_Text extract_:
These are some selections on the subject from CONVERSATIONAL THEOLOGY
'We
should be wary whenever we try to box in too tightly the way the Spirit might
be working. But we also have license from that same spirit to hold fast to what
we believe to be the truth, and to proclaim it as the unique and special
revelation it is. A good way to look at other religions may be to see them
similar to the religious eclectic that we cast a somewhat skeptical eye upon,
but who we reject at the peril of losing a possible avenue to a deeper
comprehension of God's Will for us. Finally, we can see how the atheist can be
a part of God's redemption without relegating belief in Christ to
pointlessness. The atheist may respond to Christ when he or she helps the
suffering person. Christ's self-identification with the lowest and the weakest
opens up a door to the non-believer. By responding to that person, at that
time, they are responding to Christ. To respond to Christ is to be moved by the
Holy Spirit, God is Christ over us, Christ is God with us, and the Spirit is
Christ and God within us. When we respond to Christ, we are moving as an
extension of God. A person can do this without understanding the full
implications of what they do. What is always denied them is the knowledge of
the fellowship they are being involved in and thus the joy and confidence that
comes with such knowledge. God moves through them but they never gain the
knowledge of His relationship to them. I imagine a father separated from his
child, arranging that Childs life from afar. Such a father may love and help
the child, without that child ever even realizing it, the child never knowing
how much of his life is really an extension of his missing father, but the
child still may responding to that love, that help, by living a good life. "Bless them Father, for they do it
without even knowing what it is they do".'
'The
Hidden Church is the Holy Spirit alive within
the world, various people and realities becoming Christ for others because God
is moving within them... the institutional church should operate in the hope
and even the belief that the hidden church is behind the veil there, within
that institution, but it can never know it. If it did, it would violate its
call to be a community of penitents and thus cease to be the church in any
form. It must work for the betterment of the world, never knowing if its deeds
are right, but simply making the best moral insights it can with its own
sin-stained processes, and throwing itself on the mercy of God, confident only
that in Christ God saves us from our sins. If it can do this it can preserve
its job, and perhaps do more. There
will be, ideally, moments, places, adventures where the church seen will become
a visible sign of invisible grace, an outward veil of the hidden church, within
which God's Kingdom really is advancing. Individuals may dimly perceive these
moments, but the church can rarely lay claim to them, and then only in
hindsight. Here I come in and create a bridge between the Pauline and Gospel
commentaries on the church community. The church must always work for God's
Kingdom, but it can never create it by its own power. Only God can transform
any act into an act of grace, only God can make the profane Holy. God's call
may lead even to proximate defeat and suffering, the church must accept this
defeat confident that in God's hands it is always a doorway to victory. God
often must temporarily be defeated in the world in order to bring about
ultimate victory.

_Goal_:
Please list each statement in the theology extract that describes how God, Christ, or the Spirit stands in relation to us.

(Region annotation records)
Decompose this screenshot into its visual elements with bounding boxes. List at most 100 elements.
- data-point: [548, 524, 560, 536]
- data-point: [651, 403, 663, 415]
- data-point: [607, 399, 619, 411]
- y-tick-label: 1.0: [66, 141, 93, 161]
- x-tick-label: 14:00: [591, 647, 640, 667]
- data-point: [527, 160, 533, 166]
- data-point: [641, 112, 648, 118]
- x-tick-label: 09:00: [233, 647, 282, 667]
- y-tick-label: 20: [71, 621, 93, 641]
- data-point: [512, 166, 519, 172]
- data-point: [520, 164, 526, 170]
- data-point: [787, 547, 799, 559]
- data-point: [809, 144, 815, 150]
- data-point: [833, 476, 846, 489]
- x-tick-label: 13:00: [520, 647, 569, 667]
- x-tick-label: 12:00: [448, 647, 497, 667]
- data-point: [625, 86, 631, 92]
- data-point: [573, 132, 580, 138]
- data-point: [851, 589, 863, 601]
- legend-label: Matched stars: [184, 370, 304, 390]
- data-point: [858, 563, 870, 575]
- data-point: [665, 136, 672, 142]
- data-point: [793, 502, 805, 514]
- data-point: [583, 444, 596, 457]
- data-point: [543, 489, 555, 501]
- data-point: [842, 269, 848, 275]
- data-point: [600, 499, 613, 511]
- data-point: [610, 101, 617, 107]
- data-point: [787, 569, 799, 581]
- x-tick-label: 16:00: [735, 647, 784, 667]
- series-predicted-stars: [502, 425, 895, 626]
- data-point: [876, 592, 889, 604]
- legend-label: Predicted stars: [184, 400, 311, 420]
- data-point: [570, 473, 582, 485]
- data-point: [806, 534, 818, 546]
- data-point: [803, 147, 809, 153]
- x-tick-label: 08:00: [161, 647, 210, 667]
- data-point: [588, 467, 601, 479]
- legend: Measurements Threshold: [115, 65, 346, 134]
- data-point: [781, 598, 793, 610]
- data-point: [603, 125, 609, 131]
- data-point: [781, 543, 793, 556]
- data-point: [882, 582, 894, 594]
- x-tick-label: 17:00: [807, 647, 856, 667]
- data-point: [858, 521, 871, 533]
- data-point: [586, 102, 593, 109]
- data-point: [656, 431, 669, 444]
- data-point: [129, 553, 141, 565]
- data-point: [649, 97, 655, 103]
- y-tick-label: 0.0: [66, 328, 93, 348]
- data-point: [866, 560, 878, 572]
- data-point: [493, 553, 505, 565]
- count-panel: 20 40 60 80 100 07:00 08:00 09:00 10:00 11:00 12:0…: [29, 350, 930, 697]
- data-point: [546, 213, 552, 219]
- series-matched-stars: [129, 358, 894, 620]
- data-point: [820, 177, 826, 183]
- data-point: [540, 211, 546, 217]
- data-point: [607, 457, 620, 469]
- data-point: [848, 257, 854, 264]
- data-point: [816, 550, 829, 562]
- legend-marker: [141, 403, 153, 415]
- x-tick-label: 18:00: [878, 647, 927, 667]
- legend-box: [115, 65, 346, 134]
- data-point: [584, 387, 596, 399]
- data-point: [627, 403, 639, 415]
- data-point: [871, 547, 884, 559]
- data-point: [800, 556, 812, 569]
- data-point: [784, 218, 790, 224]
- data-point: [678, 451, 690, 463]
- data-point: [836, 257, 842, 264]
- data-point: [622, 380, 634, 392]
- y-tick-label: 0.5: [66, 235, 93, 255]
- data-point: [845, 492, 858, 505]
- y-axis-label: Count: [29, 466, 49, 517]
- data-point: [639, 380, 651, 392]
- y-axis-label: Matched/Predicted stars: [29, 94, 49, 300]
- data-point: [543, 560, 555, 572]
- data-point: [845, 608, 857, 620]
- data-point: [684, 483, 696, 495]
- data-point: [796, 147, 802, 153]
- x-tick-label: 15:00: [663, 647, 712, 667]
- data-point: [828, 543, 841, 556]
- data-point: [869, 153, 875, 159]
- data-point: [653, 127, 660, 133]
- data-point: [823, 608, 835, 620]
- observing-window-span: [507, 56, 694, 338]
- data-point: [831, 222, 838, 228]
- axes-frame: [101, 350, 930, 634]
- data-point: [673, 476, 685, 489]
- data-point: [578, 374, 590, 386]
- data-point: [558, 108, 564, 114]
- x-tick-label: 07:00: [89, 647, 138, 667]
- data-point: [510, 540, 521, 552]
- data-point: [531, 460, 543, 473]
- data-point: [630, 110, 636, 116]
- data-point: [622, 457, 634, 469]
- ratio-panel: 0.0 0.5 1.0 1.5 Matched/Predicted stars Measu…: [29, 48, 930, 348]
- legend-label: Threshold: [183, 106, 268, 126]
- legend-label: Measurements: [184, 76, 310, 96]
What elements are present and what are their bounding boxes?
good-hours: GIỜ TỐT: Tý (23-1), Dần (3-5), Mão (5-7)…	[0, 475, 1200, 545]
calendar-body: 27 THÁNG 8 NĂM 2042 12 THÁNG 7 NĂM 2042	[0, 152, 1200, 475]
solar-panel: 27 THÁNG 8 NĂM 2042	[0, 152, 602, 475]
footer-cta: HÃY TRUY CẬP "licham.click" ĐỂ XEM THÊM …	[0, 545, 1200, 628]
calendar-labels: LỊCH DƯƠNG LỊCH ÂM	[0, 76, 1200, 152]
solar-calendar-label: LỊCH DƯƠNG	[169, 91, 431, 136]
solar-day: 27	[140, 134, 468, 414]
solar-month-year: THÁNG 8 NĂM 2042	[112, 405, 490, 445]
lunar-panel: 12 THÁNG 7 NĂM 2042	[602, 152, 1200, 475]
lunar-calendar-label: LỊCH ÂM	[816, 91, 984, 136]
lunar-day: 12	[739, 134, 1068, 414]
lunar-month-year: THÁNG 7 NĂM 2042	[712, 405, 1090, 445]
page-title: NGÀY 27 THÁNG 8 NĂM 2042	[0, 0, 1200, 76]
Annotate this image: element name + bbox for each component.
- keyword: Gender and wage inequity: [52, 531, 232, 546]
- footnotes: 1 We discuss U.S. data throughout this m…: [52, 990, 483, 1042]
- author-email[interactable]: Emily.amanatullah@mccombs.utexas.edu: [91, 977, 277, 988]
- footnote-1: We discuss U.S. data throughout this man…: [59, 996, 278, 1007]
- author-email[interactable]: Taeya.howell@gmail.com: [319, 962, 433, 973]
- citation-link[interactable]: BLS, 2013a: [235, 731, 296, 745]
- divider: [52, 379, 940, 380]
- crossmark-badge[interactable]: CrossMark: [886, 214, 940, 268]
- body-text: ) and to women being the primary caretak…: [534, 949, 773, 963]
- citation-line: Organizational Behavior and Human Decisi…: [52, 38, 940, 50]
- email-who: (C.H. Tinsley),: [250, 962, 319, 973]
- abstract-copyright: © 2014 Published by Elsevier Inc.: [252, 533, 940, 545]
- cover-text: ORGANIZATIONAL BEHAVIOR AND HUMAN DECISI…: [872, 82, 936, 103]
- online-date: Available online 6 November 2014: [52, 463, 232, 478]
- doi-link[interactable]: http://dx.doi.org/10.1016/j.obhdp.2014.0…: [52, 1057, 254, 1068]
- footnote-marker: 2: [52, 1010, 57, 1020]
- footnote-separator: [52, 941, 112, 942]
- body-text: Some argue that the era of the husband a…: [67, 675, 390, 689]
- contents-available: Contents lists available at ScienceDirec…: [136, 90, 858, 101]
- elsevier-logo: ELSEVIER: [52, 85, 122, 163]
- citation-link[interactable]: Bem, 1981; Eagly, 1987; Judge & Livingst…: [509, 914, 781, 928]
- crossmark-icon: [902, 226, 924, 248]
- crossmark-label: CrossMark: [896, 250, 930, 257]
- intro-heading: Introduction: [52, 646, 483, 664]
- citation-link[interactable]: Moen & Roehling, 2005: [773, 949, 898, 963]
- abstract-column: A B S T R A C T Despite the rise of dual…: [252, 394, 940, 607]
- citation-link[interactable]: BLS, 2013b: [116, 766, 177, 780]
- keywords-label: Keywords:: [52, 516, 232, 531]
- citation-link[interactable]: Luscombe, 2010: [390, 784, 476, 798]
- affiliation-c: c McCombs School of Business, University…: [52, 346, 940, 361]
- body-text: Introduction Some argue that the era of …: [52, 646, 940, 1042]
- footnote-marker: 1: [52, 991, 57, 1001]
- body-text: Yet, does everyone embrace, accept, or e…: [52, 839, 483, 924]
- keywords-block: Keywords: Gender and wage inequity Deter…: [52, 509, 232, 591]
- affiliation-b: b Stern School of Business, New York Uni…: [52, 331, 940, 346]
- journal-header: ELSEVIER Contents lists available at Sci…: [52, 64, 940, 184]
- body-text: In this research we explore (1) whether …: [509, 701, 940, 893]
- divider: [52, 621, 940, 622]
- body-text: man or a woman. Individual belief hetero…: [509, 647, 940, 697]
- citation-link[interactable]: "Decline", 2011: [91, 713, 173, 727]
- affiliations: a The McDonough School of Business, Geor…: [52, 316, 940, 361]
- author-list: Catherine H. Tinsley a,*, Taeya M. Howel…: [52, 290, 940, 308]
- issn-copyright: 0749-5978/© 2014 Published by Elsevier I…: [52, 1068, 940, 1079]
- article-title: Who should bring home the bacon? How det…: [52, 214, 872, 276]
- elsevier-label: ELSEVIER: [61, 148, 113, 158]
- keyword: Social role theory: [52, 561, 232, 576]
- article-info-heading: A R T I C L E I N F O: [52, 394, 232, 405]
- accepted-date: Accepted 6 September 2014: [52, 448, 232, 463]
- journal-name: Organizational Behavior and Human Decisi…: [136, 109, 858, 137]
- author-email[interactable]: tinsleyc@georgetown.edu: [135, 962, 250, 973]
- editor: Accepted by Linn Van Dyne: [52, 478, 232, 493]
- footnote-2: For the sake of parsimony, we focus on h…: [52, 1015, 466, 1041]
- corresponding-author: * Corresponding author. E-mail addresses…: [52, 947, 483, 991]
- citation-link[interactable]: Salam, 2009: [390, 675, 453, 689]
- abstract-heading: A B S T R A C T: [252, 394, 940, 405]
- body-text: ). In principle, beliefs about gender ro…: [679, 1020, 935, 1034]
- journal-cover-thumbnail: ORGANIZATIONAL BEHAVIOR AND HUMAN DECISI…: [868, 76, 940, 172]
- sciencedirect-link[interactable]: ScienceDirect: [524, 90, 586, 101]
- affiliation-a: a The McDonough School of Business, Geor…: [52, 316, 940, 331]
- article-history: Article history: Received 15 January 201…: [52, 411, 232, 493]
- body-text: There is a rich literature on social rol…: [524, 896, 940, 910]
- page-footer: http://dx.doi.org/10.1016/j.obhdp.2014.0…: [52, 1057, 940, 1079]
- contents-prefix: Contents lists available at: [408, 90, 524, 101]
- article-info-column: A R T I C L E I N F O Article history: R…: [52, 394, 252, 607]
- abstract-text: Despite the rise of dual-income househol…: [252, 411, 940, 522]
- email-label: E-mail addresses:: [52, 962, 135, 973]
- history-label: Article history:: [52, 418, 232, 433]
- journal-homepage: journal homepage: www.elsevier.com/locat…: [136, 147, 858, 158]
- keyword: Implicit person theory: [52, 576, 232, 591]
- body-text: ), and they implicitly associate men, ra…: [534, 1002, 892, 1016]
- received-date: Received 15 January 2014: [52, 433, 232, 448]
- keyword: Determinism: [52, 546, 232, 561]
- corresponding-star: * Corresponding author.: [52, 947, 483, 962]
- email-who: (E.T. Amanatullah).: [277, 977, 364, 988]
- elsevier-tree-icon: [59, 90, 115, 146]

_Answer for the task_:
- God is Christ over us.
- Christ is God with us.
- The Spirit is Christ and God within us.